:: PASSAGE FOR REVIEW ::
AGR, Magnox and Exotic Spent Fuels

LU is about to invest in state-of-the-art Time Resolved Laser Fluorescence Spectroscopy (TRLFS) for active work. We propose using this technique to investigate dissolution and corrosion rates of uranium fuels.

TRLFS differentiates the chemical species of a fluorescent metal ion through analysis of characteristic excitation spectra and decay (relaxation) lifetimes. The principal advantage over other advanced spectroscopic techniques is the ability to determine in-situ metal speciation at environmentally relevant (picomolar) concentrations. This is essential when dealing with incipient corrosion of speciality metals or the alteration of ceramic and other materials used in the nuclear fuel cycle. TRLFS has largely been applied to the analysis of actinide and lanthanide ions having fluorescence decay lifetimes of microsecond duration (e.g. UO₂²⁺, Cm³⁺, Eu³⁺), but continuing development of ultra-fast, cryogenic TRLFS systems offers the possibility for the first time of obtaining speciation information on metal ions with fluorescence decay lifetimes on the order of picoseconds. The technique is not currently available for nuclear materials research in the UK, though it has been used by LU researchers in Germany to identify ultra-thin films of alteration products on the surface of depleted uranium; it could be applied to natural or enriched uranium samples in the same way. It is a much more sensitive technique than XRD, for example, and also provides information on oxidation state; U(VI) phases emit characteristic fluorescence signals and can be distinguished from an unaltered U(IV) subsurface.

:: YOUR TASKS ::
[A] Revise the spent fuel passage from "AGR, Magnox and" through "of uranium fuels.", putting "leaching" in place of "dissolution".
[B] According to the spent fuel passage, where have LU researchers already used TRLFS, and what did they identify with it?
You won't need the rows.

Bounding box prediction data
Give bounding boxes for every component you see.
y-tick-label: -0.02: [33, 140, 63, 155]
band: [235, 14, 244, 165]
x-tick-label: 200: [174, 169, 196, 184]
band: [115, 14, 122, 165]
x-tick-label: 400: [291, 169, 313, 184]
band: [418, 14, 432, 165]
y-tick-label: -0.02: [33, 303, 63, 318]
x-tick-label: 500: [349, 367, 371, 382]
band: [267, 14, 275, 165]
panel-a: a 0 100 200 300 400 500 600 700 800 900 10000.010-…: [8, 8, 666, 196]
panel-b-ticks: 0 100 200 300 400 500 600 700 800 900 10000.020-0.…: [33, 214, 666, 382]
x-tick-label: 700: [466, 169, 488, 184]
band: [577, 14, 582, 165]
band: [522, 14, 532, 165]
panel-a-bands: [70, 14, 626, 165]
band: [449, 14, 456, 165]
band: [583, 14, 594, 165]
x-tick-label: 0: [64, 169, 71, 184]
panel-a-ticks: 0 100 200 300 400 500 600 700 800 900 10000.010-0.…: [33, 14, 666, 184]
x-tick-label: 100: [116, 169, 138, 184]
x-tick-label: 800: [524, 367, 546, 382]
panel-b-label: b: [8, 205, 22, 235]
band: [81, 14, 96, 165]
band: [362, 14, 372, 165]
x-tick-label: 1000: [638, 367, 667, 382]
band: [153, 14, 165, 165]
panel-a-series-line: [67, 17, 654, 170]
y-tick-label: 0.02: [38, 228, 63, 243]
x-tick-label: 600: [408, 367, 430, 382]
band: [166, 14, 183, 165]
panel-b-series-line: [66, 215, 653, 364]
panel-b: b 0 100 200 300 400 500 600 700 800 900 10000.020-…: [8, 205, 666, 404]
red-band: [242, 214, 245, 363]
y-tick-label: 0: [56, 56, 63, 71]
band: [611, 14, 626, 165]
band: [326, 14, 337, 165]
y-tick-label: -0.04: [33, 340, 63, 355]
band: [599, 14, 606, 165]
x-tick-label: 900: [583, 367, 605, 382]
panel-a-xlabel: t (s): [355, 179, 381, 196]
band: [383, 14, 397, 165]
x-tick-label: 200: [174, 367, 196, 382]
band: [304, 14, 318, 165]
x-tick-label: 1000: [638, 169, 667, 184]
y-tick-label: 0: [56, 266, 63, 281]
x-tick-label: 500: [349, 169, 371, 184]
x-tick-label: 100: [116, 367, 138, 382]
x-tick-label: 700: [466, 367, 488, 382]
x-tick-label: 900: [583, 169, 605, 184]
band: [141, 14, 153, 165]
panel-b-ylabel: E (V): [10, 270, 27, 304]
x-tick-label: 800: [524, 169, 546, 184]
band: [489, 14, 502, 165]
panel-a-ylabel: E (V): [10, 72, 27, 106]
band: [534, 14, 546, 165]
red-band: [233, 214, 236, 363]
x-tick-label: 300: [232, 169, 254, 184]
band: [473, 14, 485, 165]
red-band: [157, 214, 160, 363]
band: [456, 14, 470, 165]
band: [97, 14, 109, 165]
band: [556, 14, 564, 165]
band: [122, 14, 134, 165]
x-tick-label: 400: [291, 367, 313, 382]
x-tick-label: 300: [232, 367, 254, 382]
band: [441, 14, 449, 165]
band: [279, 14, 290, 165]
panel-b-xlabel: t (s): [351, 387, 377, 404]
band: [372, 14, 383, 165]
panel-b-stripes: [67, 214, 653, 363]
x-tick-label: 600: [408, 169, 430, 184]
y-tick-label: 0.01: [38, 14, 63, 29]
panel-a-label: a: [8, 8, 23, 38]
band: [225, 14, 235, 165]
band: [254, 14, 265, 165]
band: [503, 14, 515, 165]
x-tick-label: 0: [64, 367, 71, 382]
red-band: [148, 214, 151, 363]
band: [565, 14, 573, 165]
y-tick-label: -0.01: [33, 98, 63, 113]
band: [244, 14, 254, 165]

:: SET OF ANSWERS ::
[A]
AGR, Magnox and Exotic Spent Fuels

LU is about to invest in state-of-the-art Time Resolved Laser Fluorescence Spectroscopy (TRLFS) for active work. We propose using this technique to investigate leaching and corrosion rates of uranium fuels.

[B] In Germany, to identify ultra-thin films of alteration products on the surface of depleted uranium.